> _WHAT NEEDS TO BE DONE_: Copy every line of the entries that includes the word "spectrum".

> _INPUT RECORDS_:
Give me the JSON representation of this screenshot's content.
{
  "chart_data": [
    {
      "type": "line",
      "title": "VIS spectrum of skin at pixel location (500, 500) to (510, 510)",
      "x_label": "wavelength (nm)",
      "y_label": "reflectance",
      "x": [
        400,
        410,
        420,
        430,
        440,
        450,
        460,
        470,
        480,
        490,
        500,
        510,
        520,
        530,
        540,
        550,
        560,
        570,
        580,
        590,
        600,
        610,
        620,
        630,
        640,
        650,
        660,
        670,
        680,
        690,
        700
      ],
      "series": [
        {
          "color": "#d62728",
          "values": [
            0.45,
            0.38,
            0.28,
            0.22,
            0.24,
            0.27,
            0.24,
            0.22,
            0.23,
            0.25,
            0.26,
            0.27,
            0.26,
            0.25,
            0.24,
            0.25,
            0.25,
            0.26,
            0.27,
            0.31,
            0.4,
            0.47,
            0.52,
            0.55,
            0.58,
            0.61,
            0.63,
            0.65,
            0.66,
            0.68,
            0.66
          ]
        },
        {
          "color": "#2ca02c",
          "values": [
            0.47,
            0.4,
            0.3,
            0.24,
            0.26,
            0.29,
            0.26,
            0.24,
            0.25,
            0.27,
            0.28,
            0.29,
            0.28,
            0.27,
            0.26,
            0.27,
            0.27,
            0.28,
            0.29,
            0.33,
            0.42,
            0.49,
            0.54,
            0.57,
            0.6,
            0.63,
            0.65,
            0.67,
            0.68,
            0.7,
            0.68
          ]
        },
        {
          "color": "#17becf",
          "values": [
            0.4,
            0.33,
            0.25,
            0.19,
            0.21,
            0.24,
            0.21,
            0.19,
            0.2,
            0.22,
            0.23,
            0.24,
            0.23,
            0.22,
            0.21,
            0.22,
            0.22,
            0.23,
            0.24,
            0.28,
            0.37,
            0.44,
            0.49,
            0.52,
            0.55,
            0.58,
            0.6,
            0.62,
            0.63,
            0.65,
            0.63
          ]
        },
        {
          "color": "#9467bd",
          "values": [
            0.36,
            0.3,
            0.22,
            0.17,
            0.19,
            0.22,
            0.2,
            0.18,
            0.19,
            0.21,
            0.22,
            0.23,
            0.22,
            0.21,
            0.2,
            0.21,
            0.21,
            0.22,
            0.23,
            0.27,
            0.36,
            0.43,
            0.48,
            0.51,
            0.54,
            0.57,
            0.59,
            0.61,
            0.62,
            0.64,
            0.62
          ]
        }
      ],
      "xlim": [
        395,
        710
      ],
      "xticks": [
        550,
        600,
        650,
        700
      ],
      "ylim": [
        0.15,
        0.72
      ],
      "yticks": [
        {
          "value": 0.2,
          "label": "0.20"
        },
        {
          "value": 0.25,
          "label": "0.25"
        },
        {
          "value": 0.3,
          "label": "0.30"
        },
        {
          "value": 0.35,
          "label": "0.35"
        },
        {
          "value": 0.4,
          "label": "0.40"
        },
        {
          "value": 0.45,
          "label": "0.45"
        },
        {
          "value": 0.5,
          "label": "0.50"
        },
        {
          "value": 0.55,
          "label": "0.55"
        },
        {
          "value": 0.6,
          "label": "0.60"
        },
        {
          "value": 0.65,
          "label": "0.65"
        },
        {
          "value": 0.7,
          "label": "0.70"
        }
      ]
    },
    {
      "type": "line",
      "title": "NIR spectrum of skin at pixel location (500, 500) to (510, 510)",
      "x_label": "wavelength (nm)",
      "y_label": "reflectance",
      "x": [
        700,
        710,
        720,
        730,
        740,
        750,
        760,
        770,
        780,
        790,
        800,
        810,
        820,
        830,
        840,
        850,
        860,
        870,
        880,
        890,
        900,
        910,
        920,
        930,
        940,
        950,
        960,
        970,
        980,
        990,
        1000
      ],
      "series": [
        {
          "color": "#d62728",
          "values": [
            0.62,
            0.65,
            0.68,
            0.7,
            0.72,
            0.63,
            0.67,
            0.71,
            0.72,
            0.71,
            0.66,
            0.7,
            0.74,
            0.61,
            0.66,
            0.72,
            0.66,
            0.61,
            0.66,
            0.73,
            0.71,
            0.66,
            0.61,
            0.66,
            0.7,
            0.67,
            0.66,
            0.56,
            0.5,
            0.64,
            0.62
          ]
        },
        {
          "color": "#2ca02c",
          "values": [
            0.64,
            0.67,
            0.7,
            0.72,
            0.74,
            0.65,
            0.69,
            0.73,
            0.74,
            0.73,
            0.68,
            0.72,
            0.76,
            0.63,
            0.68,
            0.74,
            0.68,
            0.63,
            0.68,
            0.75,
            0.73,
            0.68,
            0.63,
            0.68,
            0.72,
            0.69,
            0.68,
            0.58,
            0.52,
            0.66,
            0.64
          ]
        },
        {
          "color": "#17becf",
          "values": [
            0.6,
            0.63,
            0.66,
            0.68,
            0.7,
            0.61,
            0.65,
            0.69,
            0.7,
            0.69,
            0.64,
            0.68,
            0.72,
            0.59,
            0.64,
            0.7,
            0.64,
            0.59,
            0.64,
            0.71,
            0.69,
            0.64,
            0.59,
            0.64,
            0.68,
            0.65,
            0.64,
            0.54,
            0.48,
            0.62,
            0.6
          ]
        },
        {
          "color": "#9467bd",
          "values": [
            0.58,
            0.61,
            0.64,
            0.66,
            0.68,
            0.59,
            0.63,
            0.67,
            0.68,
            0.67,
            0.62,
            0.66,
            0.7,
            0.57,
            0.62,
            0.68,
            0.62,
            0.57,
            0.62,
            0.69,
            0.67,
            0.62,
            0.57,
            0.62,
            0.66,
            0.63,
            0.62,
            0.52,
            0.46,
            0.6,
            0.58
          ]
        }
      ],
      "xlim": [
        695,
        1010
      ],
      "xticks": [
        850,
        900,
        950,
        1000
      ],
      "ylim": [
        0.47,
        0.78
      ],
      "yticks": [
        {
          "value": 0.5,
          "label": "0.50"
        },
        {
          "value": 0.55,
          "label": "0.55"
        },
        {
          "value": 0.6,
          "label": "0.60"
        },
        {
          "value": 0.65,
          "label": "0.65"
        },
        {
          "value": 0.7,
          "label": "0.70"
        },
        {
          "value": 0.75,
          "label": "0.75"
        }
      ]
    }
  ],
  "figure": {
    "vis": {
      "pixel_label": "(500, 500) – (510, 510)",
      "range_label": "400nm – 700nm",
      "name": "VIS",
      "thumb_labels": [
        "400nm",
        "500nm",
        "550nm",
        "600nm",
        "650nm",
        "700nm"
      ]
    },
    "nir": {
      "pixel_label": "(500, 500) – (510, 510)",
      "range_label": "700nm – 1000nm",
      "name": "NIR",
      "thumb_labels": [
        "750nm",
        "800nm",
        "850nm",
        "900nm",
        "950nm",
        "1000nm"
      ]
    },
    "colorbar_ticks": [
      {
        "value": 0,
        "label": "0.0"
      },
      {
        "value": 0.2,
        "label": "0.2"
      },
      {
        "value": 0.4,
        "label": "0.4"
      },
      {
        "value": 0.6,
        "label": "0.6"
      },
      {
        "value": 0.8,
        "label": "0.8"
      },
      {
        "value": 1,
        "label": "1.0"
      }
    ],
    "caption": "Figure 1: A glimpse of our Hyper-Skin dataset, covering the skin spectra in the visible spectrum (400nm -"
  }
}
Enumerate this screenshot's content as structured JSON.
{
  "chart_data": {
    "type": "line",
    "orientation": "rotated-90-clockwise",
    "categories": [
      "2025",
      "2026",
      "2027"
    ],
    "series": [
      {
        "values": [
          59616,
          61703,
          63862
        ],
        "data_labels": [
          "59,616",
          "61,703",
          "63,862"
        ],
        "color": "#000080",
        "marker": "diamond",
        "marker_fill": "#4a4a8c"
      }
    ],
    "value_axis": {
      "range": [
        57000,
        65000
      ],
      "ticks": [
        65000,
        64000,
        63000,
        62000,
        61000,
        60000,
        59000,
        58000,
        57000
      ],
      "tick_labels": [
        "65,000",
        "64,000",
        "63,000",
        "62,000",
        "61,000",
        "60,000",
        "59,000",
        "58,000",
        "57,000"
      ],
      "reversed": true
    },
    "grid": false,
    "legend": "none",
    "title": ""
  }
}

> _WRITTEN RESPONSE_:
      "title": "VIS spectrum of skin at pixel location (500, 500) to (510, 510)",
      "title": "NIR spectrum of skin at pixel location (500, 500) to (510, 510)",
    "caption": "Figure 1: A glimpse of our Hyper-Skin dataset, covering the skin spectra in the visible spectrum (400nm -"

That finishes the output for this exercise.